**Task to complete:**
Repeat all the material exactly; pictures stay out of your copy.

**Material supplied:**
---

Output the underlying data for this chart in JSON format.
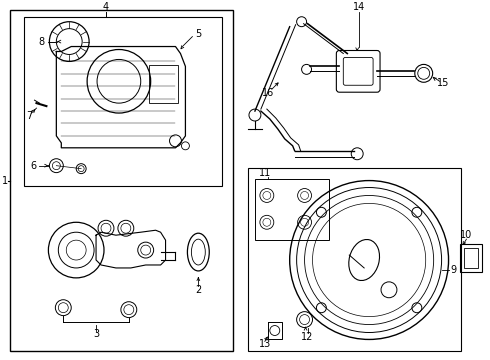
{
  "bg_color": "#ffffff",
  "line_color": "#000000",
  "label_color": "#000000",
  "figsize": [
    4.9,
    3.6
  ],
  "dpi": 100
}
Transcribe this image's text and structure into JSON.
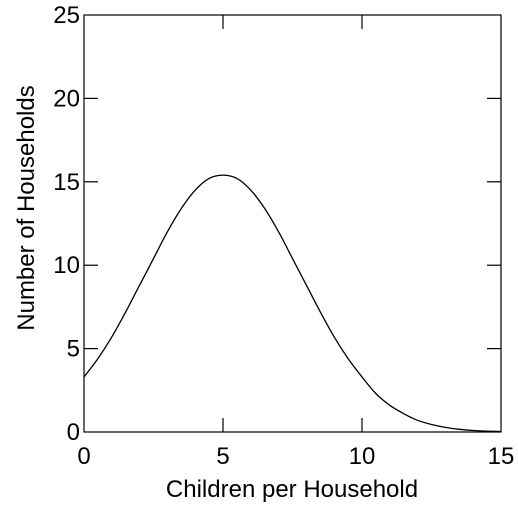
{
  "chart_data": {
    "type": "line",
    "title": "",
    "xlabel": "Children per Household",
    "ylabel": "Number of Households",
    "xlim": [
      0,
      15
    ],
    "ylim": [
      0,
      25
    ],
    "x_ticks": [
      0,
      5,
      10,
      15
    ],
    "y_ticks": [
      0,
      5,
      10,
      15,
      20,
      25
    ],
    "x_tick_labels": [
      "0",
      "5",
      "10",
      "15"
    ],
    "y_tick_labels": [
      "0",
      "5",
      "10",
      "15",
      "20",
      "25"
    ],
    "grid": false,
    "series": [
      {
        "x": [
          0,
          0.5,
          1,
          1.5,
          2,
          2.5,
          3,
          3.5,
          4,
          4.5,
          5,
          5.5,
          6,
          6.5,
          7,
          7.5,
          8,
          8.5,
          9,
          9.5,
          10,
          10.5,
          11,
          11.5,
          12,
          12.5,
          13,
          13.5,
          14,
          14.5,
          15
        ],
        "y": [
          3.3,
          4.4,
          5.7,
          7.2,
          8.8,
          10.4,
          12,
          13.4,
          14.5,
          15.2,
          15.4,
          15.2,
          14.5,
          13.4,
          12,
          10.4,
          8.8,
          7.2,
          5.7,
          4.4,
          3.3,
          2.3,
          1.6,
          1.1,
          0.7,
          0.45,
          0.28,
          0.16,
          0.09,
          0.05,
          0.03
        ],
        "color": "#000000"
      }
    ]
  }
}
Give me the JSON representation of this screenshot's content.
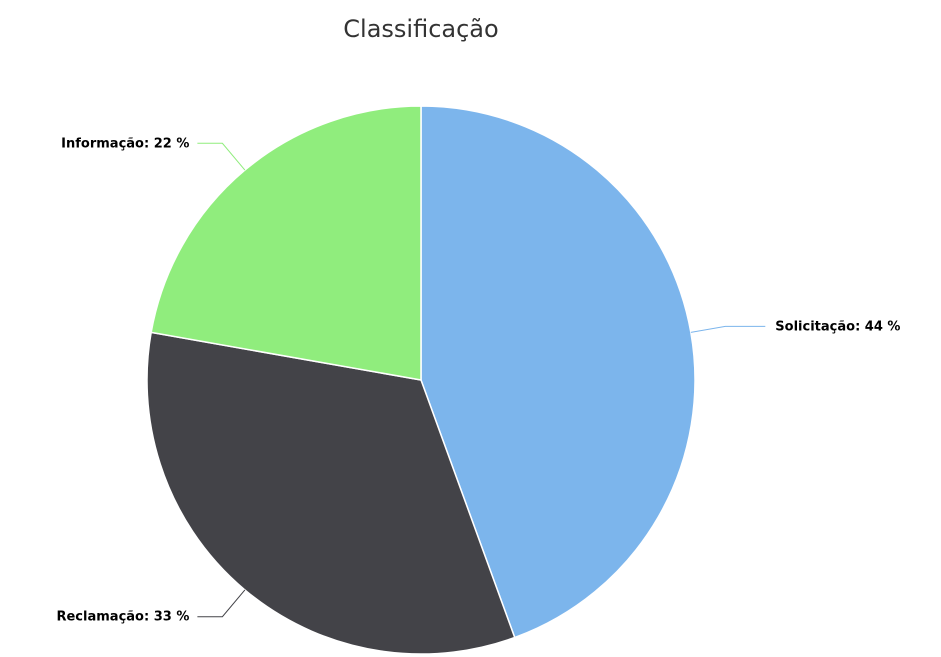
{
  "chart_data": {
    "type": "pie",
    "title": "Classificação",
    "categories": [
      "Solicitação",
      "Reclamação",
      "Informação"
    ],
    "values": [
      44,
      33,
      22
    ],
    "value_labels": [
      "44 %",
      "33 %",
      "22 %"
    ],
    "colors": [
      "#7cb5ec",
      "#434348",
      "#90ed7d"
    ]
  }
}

---

**Problem solution:**
Output the underlying data for this chart in JSON format.
{
  "bg_color": "#ffffff",
  "line_color": "#000000",
  "label_color": "#000000",
  "figsize": [
    4.9,
    3.6
  ],
  "dpi": 100
}
Transcribe this image's text and structure into JSON.
{
  "chart_data": {
    "type": "line",
    "title": "",
    "xlabel": "Children per Household",
    "ylabel": "Number of Households",
    "xlim": [
      0,
      15
    ],
    "ylim": [
      0,
      25
    ],
    "x_ticks": [
      0,
      5,
      10,
      15
    ],
    "y_ticks": [
      0,
      5,
      10,
      15,
      20,
      25
    ],
    "x_tick_labels": [
      "0",
      "5",
      "10",
      "15"
    ],
    "y_tick_labels": [
      "0",
      "5",
      "10",
      "15",
      "20",
      "25"
    ],
    "grid": false,
    "series": [
      {
        "x": [
          0,
          0.5,
          1,
          1.5,
          2,
          2.5,
          3,
          3.5,
          4,
          4.5,
          5,
          5.5,
          6,
          6.5,
          7,
          7.5,
          8,
          8.5,
          9,
          9.5,
          10,
          10.5,
          11,
          11.5,
          12,
          12.5,
          13,
          13.5,
          14,
          14.5,
          15
        ],
        "y": [
          3.3,
          4.4,
          5.7,
          7.2,
          8.8,
          10.4,
          12,
          13.4,
          14.5,
          15.2,
          15.4,
          15.2,
          14.5,
          13.4,
          12,
          10.4,
          8.8,
          7.2,
          5.7,
          4.4,
          3.3,
          2.3,
          1.6,
          1.1,
          0.7,
          0.45,
          0.28,
          0.16,
          0.09,
          0.05,
          0.03
        ],
        "color": "#000000"
      }
    ]
  }
}
Give me the JSON representation of this screenshot's content.
{
  "chart_data": {
    "type": "pie",
    "title": "Classificação",
    "categories": [
      "Solicitação",
      "Reclamação",
      "Informação"
    ],
    "values": [
      44,
      33,
      22
    ],
    "value_labels": [
      "44 %",
      "33 %",
      "22 %"
    ],
    "colors": [
      "#7cb5ec",
      "#434348",
      "#90ed7d"
    ]
  }
}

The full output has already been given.